INSTRUCTIONS TO FOLLOW: Show all lines holding the string "zájmů".

• • • • •

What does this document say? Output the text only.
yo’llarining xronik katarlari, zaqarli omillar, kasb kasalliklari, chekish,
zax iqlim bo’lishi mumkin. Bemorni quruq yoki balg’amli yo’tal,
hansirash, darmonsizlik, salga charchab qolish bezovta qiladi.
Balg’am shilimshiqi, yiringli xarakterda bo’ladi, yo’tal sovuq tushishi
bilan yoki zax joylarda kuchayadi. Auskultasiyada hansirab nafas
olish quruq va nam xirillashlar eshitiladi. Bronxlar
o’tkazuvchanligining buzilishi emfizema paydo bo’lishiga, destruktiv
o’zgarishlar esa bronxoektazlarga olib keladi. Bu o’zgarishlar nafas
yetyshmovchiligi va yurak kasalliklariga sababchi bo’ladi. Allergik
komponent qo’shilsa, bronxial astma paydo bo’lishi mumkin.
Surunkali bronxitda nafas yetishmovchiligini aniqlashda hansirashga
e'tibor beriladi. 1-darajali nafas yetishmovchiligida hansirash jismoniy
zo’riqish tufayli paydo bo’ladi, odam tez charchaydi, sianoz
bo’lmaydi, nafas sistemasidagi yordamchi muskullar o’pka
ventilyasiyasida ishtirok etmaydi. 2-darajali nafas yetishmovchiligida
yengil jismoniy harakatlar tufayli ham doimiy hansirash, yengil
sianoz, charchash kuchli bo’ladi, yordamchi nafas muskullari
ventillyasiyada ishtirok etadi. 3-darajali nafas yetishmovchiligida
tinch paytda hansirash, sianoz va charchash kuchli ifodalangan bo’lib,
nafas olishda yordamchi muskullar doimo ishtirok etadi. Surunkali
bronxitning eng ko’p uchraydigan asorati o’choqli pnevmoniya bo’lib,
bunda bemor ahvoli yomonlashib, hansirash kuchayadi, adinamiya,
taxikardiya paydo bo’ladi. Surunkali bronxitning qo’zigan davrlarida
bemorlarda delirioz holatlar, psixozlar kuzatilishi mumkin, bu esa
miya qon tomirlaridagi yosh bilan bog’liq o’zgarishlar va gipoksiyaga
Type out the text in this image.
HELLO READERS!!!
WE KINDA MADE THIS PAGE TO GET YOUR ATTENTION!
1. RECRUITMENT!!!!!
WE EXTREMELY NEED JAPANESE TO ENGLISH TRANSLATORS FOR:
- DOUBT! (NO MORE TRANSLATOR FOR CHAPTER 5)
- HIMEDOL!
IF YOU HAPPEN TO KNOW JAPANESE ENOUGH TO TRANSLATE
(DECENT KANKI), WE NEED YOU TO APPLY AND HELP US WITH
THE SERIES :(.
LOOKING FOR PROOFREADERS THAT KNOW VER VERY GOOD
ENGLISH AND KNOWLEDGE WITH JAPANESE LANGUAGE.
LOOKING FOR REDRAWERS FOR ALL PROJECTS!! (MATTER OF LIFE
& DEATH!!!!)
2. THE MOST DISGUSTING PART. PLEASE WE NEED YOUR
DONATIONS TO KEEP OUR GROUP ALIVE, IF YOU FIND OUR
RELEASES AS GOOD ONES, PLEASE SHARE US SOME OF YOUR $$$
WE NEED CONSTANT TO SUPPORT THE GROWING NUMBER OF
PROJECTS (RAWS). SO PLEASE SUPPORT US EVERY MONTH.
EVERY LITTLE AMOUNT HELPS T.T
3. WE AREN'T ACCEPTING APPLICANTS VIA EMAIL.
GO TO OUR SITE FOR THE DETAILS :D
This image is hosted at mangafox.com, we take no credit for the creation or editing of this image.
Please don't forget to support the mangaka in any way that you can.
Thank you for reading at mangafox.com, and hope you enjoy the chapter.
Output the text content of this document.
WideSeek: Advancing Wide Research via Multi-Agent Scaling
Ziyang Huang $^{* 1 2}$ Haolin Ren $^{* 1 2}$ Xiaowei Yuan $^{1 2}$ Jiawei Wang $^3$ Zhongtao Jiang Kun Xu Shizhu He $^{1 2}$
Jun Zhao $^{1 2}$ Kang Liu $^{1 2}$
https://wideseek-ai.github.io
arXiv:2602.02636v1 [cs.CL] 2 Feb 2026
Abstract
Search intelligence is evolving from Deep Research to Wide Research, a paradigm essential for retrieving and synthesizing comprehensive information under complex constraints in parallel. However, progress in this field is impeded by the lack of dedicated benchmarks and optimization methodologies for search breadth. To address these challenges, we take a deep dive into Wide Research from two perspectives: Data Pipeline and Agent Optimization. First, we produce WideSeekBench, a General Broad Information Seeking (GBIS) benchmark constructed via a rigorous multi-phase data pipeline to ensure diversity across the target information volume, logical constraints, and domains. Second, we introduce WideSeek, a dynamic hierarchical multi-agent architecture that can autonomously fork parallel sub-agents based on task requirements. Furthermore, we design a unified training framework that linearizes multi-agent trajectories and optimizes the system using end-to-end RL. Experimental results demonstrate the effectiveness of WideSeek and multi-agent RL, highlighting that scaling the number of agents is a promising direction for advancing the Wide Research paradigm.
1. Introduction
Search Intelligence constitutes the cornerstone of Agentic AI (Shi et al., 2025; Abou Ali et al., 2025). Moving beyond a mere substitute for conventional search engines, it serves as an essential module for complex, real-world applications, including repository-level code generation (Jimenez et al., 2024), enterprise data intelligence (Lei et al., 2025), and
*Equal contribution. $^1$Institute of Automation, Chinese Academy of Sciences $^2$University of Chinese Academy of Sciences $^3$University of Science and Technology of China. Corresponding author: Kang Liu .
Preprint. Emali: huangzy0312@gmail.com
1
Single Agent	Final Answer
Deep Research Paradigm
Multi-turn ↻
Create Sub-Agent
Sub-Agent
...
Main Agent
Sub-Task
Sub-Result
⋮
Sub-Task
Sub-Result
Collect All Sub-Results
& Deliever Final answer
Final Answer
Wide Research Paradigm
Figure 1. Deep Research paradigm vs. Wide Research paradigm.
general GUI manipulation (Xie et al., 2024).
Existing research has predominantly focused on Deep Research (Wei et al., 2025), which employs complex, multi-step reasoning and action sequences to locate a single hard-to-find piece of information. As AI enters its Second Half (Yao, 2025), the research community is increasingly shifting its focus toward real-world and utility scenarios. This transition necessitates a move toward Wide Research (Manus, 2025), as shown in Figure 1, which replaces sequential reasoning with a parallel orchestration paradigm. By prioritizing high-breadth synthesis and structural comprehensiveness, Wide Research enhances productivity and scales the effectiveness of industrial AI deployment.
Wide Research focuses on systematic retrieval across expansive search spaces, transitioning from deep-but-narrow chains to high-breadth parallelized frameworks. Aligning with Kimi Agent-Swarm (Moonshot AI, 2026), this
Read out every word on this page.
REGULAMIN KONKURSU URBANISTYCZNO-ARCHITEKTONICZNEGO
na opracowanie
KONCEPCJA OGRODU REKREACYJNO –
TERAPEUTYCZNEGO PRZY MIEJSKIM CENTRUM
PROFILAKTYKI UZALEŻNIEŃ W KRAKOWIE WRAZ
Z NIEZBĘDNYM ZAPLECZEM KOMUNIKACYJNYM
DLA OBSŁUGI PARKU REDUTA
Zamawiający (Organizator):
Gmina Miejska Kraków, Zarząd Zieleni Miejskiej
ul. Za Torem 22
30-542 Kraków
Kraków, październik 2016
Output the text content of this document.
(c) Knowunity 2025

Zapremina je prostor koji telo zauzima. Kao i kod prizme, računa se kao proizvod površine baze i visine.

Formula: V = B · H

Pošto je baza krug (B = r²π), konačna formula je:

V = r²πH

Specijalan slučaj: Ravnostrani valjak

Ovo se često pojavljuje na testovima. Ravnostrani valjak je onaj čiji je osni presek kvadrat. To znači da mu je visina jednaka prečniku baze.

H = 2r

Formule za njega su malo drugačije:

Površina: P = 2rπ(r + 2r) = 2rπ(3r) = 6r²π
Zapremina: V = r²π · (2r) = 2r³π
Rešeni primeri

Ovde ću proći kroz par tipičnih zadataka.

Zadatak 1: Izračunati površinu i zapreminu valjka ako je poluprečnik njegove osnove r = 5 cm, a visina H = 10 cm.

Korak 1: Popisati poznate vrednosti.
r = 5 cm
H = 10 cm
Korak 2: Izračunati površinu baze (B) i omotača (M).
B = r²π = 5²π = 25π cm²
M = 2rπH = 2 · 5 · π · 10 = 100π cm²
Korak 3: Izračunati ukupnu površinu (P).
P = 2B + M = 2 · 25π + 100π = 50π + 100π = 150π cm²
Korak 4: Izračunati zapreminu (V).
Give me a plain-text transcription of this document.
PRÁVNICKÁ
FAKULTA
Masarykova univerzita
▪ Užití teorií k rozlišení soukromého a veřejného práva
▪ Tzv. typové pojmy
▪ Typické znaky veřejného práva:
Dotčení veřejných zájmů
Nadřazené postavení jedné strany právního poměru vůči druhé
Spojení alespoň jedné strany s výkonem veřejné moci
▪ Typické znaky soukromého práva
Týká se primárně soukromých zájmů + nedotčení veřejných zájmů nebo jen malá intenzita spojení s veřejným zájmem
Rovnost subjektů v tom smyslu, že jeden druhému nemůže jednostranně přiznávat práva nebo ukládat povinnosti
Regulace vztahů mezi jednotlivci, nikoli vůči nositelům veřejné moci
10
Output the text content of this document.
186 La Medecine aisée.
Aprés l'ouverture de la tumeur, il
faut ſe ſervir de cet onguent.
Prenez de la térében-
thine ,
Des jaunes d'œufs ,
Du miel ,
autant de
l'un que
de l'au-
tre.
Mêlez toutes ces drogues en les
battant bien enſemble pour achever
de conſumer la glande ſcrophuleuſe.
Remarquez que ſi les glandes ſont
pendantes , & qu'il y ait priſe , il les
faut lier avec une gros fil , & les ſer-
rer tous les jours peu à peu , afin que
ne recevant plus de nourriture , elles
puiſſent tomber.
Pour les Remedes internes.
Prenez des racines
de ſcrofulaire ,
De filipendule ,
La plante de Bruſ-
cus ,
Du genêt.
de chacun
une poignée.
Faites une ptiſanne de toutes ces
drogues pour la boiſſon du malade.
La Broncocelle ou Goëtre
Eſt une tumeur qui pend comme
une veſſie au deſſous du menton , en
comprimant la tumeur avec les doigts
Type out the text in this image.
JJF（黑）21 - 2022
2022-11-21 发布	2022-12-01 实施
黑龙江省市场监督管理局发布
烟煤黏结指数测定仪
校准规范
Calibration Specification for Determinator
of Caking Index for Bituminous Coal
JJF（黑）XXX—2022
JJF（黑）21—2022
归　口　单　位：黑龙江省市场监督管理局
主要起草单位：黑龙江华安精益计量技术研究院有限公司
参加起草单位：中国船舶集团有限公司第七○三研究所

• • • • •

FULL RESPONSE:
Dotčení veřejných zájmů
Týká se primárně soukromých zájmů + nedotčení veřejných zájmů nebo jen malá intenzita spojení s veřejným zájmem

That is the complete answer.